- [STATED GOAL 1]
Filter the listing for lines that contain the string "Select" and copy each of them.

- [EXCERPT TO READ]
--------------------------------------------------
December 8, 2020
Thanks for tuning in to Mixmax Advent 2020! This is the 8th post in the series; click the link to check out the prior posts and check back for more :)
In this post, I’d like to detail our journey migrating from Elastic Beanstalk (EB) to Fargate, using Terraform to codify our infrastructure along the way. The intended audience for this blog post are interested engineers, with passing familiarity with Amazon Web Services. We gained a lot of flexibility and insight into our systems, were able to recover reasonably quickly from a recent AWS outage, and saved some cash along the way. I hope you enjoy the ride; I know I have!
Enter Elastic Beanstalk. Amazon’s PaaS offering was well suited for the Mixmax of the time, allowing us to quickly deploy code without hassle while supporting deeper customization of environments and allowing us to “own” as much of our infrastructure as we wanted. We could SSH in if we wanted, test tweaks on EC2 instances directly, and pre-provision capacity. We designed custom CI pipelines for Mixmax-specific business logic, and Elastic Beanstalk was yielding enough that what few quirks it did have were overlooked or worked around for years.
--------------------------------------------------
- [STATED GOAL 2]
Transcribe the part of the Mixmax post on leaving Elastic Beanstalk, starting at "December 8, 2020" and ending at "know I have!".

- [RECORDS SHOWN]
--------------------------------------------------
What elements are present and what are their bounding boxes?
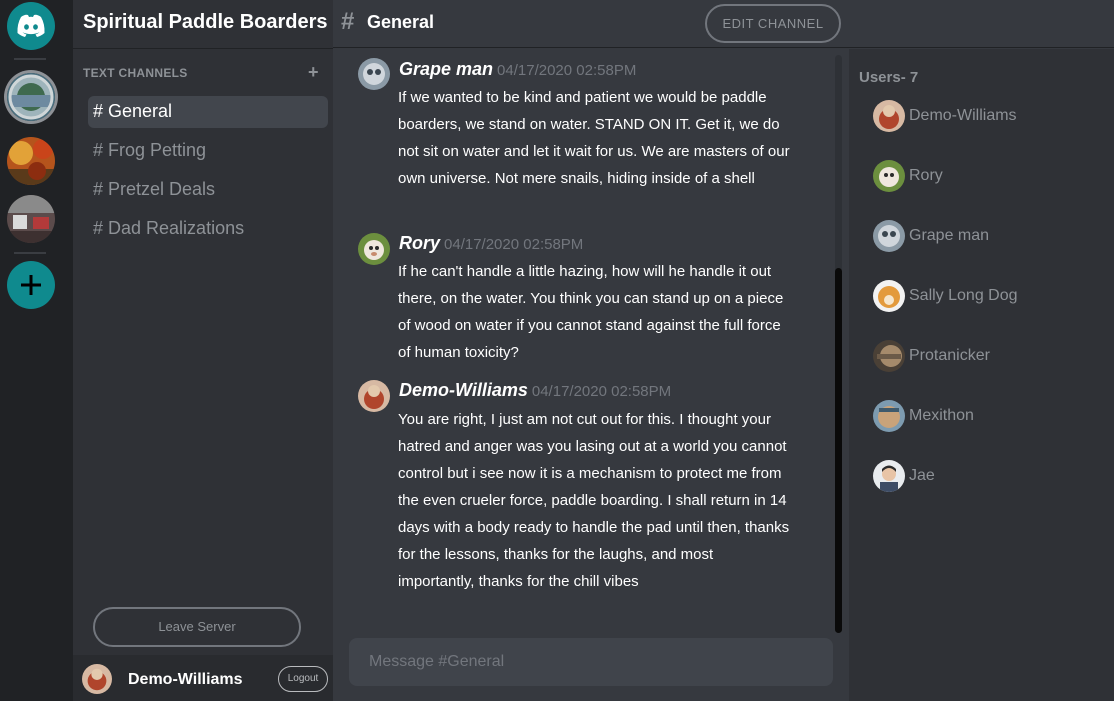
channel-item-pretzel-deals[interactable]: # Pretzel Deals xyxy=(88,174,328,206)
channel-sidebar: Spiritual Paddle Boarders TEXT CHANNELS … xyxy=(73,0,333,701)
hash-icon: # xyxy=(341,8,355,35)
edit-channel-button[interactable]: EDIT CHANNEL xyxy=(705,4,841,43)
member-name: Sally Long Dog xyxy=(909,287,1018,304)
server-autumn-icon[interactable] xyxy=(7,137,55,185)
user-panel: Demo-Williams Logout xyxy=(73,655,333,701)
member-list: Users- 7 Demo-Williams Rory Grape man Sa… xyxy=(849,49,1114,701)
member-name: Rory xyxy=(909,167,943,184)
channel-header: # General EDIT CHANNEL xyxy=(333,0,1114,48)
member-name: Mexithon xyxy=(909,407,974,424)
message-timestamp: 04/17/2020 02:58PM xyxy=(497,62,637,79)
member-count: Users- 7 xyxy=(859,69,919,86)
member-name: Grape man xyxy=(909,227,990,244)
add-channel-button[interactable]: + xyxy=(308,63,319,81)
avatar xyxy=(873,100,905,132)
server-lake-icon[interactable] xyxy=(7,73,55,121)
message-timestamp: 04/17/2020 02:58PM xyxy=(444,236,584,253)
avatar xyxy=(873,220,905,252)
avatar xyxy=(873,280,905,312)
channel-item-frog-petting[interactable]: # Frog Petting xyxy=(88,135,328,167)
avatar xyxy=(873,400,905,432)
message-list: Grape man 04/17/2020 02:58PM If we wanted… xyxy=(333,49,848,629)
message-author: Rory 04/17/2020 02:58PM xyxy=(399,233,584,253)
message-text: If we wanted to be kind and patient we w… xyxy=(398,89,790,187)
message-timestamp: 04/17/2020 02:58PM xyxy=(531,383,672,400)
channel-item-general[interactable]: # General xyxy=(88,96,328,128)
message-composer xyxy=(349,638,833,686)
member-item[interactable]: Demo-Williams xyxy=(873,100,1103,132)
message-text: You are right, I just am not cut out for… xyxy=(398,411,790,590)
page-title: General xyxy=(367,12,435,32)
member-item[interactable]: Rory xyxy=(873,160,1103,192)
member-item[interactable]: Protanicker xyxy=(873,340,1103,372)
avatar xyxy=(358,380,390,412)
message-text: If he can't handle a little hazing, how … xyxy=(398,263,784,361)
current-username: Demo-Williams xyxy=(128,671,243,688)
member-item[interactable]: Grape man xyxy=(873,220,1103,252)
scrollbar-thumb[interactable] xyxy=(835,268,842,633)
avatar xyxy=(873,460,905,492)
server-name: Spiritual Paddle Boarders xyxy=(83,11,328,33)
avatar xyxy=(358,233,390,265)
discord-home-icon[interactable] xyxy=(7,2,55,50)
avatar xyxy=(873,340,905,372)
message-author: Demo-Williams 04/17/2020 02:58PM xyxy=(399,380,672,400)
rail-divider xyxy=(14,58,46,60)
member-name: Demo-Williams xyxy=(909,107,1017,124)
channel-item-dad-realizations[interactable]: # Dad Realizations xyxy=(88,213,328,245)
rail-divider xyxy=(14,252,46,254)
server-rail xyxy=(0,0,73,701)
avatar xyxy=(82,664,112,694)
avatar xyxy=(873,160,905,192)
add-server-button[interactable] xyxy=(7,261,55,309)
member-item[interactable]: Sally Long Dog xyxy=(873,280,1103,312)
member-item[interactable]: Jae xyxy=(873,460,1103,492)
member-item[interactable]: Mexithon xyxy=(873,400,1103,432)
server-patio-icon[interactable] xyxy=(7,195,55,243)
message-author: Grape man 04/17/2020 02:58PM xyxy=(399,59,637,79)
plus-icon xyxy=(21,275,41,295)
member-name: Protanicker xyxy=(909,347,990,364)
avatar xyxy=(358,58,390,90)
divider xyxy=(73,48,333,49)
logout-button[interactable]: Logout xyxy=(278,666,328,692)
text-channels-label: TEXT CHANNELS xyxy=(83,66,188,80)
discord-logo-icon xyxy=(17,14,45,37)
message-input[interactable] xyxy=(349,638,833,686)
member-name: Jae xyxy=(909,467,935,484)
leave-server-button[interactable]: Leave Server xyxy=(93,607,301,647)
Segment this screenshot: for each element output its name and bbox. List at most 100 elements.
--------------------------------------------------
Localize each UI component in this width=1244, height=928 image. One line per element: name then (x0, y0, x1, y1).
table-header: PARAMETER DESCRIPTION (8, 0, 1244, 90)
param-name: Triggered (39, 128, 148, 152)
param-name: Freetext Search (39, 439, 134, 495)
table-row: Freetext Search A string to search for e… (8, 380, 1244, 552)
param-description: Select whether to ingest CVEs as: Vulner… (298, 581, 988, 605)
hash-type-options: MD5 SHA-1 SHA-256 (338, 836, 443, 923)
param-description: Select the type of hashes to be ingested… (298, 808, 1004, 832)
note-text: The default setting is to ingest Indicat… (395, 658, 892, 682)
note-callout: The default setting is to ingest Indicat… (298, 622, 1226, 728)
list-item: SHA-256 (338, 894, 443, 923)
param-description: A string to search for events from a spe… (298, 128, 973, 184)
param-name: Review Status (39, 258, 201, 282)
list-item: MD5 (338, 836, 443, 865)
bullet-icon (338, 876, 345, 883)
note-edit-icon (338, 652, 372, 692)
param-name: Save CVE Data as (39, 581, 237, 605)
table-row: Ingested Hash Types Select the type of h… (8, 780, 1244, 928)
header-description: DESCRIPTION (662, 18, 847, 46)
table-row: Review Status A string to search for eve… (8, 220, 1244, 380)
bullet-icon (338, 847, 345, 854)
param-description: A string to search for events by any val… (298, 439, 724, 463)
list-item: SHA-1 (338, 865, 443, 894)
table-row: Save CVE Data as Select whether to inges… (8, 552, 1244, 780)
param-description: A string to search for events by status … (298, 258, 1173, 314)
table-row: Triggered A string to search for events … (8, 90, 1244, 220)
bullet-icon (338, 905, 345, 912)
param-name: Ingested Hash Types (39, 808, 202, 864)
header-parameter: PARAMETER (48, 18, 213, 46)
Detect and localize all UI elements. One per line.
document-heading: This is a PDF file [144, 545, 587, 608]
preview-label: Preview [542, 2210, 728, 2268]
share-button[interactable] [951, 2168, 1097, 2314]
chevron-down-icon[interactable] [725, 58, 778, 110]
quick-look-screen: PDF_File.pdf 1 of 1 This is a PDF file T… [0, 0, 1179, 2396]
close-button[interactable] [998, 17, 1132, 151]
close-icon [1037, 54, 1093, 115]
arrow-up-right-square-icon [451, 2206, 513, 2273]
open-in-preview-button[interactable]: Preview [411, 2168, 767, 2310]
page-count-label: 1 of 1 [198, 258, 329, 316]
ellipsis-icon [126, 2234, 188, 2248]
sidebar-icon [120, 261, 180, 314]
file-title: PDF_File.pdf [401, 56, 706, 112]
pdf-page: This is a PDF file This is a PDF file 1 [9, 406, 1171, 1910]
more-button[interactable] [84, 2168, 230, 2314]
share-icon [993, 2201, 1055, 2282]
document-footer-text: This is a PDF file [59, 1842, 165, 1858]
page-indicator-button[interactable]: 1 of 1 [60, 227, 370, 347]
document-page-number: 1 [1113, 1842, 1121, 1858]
--------------------------------------------------
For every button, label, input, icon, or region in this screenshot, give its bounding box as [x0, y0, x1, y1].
--------------------------------------------------
- [COMPLETE RESPONSE 1]
param-description: Select whether to ingest CVEs as: Vulner… (298, 581, 988, 605)
param-description: Select the type of hashes to be ingested… (298, 808, 1004, 832)
table-row: Ingested Hash Types Select the type of h… (8, 780, 1244, 928)
table-row: Save CVE Data as Select whether to inges… (8, 552, 1244, 780)

- [COMPLETE RESPONSE 2]
December 8, 2020
Thanks for tuning in to Mixmax Advent 2020! This is the 8th post in the series; click the link to check out the prior posts and check back for more :)
In this post, I’d like to detail our journey migrating from Elastic Beanstalk (EB) to Fargate, using Terraform to codify our infrastructure along the way. The intended audience for this blog post are interested engineers, with passing familiarity with Amazon Web Services. We gained a lot of flexibility and insight into our systems, were able to recover reasonably quickly from a recent AWS outage, and saved some cash along the way. I hope you enjoy the ride; I know I have!